### Aim
In the copy, include every entry exactly but none of the images.
__________________________________________________
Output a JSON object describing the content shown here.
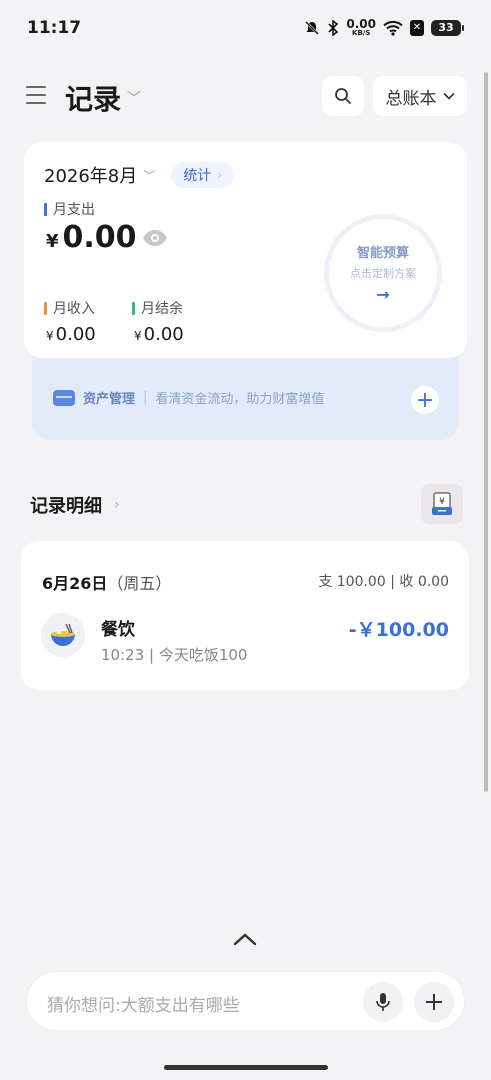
{
  "status_bar": {
    "time": "11:17",
    "net_speed_value": "0.00",
    "net_speed_unit": "KB/S",
    "battery": "33"
  },
  "header": {
    "title": "记录",
    "ledger": "总账本"
  },
  "summary": {
    "month": "2026年8月",
    "stats_label": "统计",
    "expense_label": "月支出",
    "currency": "¥",
    "expense_value": "0.00",
    "income_label": "月收入",
    "income_value": "0.00",
    "balance_label": "月结余",
    "balance_value": "0.00",
    "budget_title": "智能预算",
    "budget_sub": "点击定制方案",
    "budget_arrow": "→"
  },
  "asset": {
    "label": "资产管理",
    "separator": "|",
    "desc": "看清资金流动，助力财富增值"
  },
  "records": {
    "title": "记录明细",
    "day": {
      "date": "6月26日",
      "weekday": "（周五）",
      "summary": "支 100.00 | 收 0.00",
      "items": [
        {
          "category": "餐饮",
          "note": "10:23 | 今天吃饭100",
          "amount": "-￥100.00"
        }
      ]
    }
  },
  "input": {
    "placeholder": "猜你想问:大额支出有哪些"
  },
  "colors": {
    "accent": "#3d6fd8",
    "expense_bar": "#3d6fd8",
    "income_bar": "#e39a3a",
    "balance_bar": "#2fb58a"
  }
}
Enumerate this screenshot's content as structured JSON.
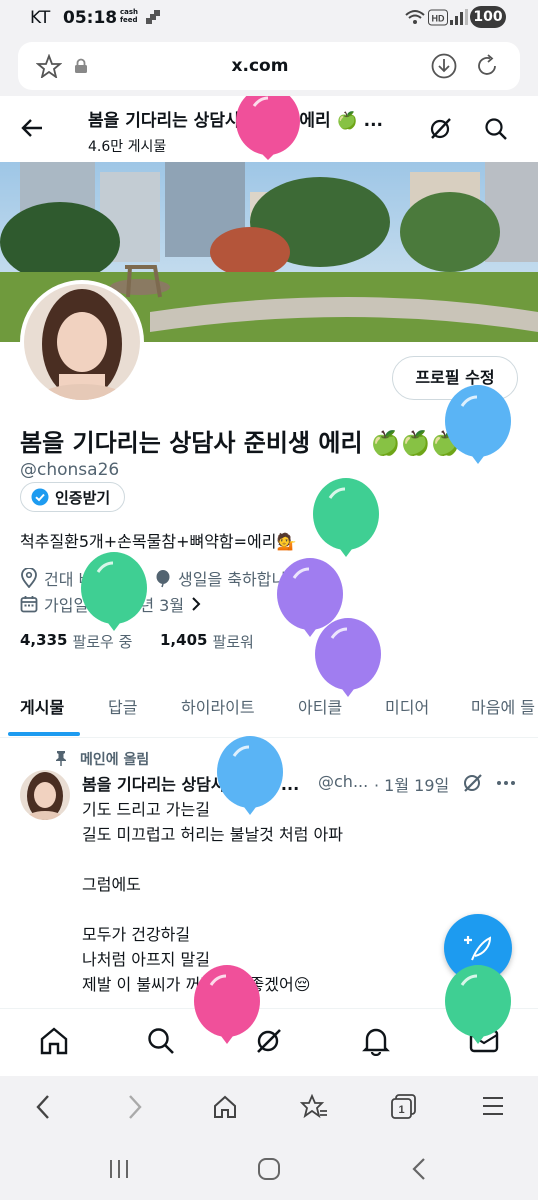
{
  "status_bar": {
    "carrier": "KT",
    "time": "05:18",
    "cash_badge_line1": "cash",
    "cash_badge_line2": "feed",
    "battery": "100"
  },
  "browser": {
    "url": "x.com"
  },
  "header": {
    "title": "봄을 기다리는 상담사 준비생 에리 🍏 ...",
    "posts_count": "4.6만 게시물"
  },
  "profile": {
    "edit_button": "프로필 수정",
    "display_name": "봄을 기다리는 상담사 준비생 에리 🍏🍏🍏",
    "handle": "@chonsa26",
    "verify_button": "인증받기",
    "bio": "척추질환5개+손목물참+뼈약함=에리💁",
    "location": "건대 바로 앞",
    "birthday": "생일을 축하합니다!",
    "joined": "가입일: 2012년 3월",
    "following_count": "4,335",
    "following_label": "팔로우 중",
    "followers_count": "1,405",
    "followers_label": "팔로워"
  },
  "tabs": [
    {
      "label": "게시물",
      "active": true
    },
    {
      "label": "답글",
      "active": false
    },
    {
      "label": "하이라이트",
      "active": false
    },
    {
      "label": "아티클",
      "active": false
    },
    {
      "label": "미디어",
      "active": false
    },
    {
      "label": "마음에 들",
      "active": false
    }
  ],
  "pinned_post": {
    "pinned_label": "메인에 올림",
    "author": "봄을 기다리는 상담사 준비생 ...",
    "handle": "@ch...",
    "date": "· 1월 19일",
    "lines": [
      "기도 드리고 가는길",
      "길도 미끄럽고 허리는 불날것 처럼 아파",
      "",
      "그럼에도",
      "",
      "모두가 건강하길",
      "나처럼 아프지 말길",
      "제발 이 불씨가 꺼졌으면 좋겠어😔"
    ]
  },
  "colors": {
    "accent": "#1d9bf0",
    "text": "#0f1419",
    "muted": "#536471",
    "verified": "#1d9bf0",
    "balloon_pink": "#f0509a",
    "balloon_blue": "#5ab4f5",
    "balloon_green": "#3fcf93",
    "balloon_purple": "#a07df0"
  }
}
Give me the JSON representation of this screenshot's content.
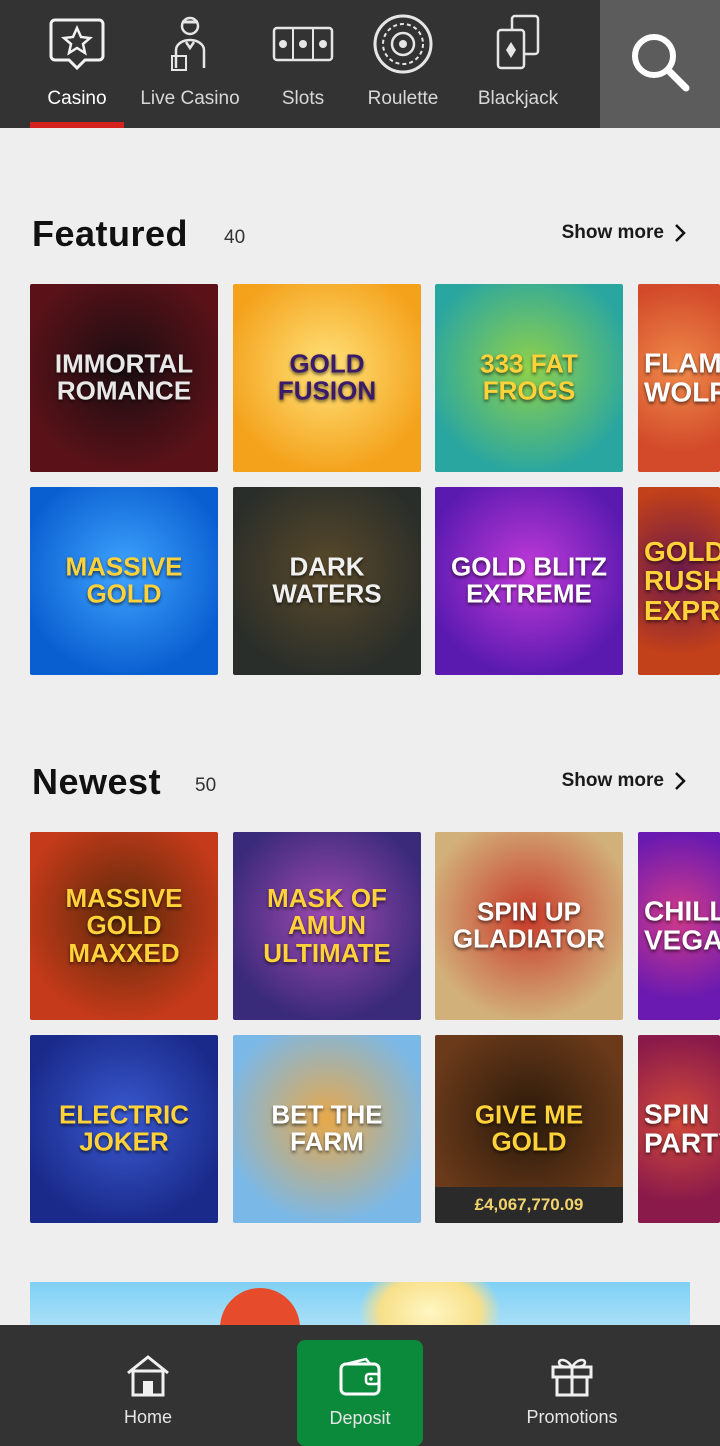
__________________________________________________
### Solution below
Output a JSON object describing the content shown here.
{
  "status_bar": {
    "time": "11:17",
    "net_speed_value": "0.00",
    "net_speed_unit": "KB/S",
    "battery": "33"
  },
  "header": {
    "title": "记录",
    "ledger": "总账本"
  },
  "summary": {
    "month": "2026年8月",
    "stats_label": "统计",
    "expense_label": "月支出",
    "currency": "¥",
    "expense_value": "0.00",
    "income_label": "月收入",
    "income_value": "0.00",
    "balance_label": "月结余",
    "balance_value": "0.00",
    "budget_title": "智能预算",
    "budget_sub": "点击定制方案",
    "budget_arrow": "→"
  },
  "asset": {
    "label": "资产管理",
    "separator": "|",
    "desc": "看清资金流动，助力财富增值"
  },
  "records": {
    "title": "记录明细",
    "day": {
      "date": "6月26日",
      "weekday": "（周五）",
      "summary": "支 100.00 | 收 0.00",
      "items": [
        {
          "category": "餐饮",
          "note": "10:23 | 今天吃饭100",
          "amount": "-￥100.00"
        }
      ]
    }
  },
  "input": {
    "placeholder": "猜你想问:大额支出有哪些"
  },
  "colors": {
    "accent": "#3d6fd8",
    "expense_bar": "#3d6fd8",
    "income_bar": "#e39a3a",
    "balance_bar": "#2fb58a"
  }
}
Enumerate this screenshot's content as structured JSON.
{
  "status_bar": {
    "carrier": "KT",
    "time": "05:18",
    "cash_badge_line1": "cash",
    "cash_badge_line2": "feed",
    "battery": "100"
  },
  "browser": {
    "url": "x.com"
  },
  "header": {
    "title": "봄을 기다리는 상담사 준비생 에리 🍏 ...",
    "posts_count": "4.6만 게시물"
  },
  "profile": {
    "edit_button": "프로필 수정",
    "display_name": "봄을 기다리는 상담사 준비생 에리 🍏🍏🍏",
    "handle": "@chonsa26",
    "verify_button": "인증받기",
    "bio": "척추질환5개+손목물참+뼈약함=에리💁",
    "location": "건대 바로 앞",
    "birthday": "생일을 축하합니다!",
    "joined": "가입일: 2012년 3월",
    "following_count": "4,335",
    "following_label": "팔로우 중",
    "followers_count": "1,405",
    "followers_label": "팔로워"
  },
  "tabs": [
    {
      "label": "게시물",
      "active": true
    },
    {
      "label": "답글",
      "active": false
    },
    {
      "label": "하이라이트",
      "active": false
    },
    {
      "label": "아티클",
      "active": false
    },
    {
      "label": "미디어",
      "active": false
    },
    {
      "label": "마음에 들",
      "active": false
    }
  ],
  "pinned_post": {
    "pinned_label": "메인에 올림",
    "author": "봄을 기다리는 상담사 준비생 ...",
    "handle": "@ch...",
    "date": "· 1월 19일",
    "lines": [
      "기도 드리고 가는길",
      "길도 미끄럽고 허리는 불날것 처럼 아파",
      "",
      "그럼에도",
      "",
      "모두가 건강하길",
      "나처럼 아프지 말길",
      "제발 이 불씨가 꺼졌으면 좋겠어😔"
    ]
  },
  "colors": {
    "accent": "#1d9bf0",
    "text": "#0f1419",
    "muted": "#536471",
    "verified": "#1d9bf0",
    "balloon_pink": "#f0509a",
    "balloon_blue": "#5ab4f5",
    "balloon_green": "#3fcf93",
    "balloon_purple": "#a07df0"
  }
}
Give me the JSON representation of this screenshot's content.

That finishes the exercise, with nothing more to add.